[BEGIN Extracted records]

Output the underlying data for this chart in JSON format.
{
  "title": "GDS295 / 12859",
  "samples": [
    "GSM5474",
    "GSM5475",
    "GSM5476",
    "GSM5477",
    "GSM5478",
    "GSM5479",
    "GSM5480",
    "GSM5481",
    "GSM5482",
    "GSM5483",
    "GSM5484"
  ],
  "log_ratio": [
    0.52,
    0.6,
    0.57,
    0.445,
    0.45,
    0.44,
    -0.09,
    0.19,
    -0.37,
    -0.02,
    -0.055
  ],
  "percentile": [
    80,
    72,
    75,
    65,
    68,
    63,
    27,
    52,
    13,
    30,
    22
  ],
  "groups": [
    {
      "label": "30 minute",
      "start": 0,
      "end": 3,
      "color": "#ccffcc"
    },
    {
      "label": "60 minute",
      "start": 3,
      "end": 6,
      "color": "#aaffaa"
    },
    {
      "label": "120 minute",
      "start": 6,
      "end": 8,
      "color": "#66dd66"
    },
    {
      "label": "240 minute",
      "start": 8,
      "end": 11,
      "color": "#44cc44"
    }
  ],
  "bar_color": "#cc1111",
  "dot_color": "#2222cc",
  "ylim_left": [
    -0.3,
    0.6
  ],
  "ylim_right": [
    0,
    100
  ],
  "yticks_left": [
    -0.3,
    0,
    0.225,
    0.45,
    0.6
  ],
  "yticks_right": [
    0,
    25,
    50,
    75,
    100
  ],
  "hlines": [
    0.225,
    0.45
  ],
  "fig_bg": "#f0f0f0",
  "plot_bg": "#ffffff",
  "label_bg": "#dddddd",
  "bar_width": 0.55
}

[END Extracted records]

§ **Task to complete**:
Of all the lines in the data above, state how many include "minute". Say only the number.

§ **Written response**:
4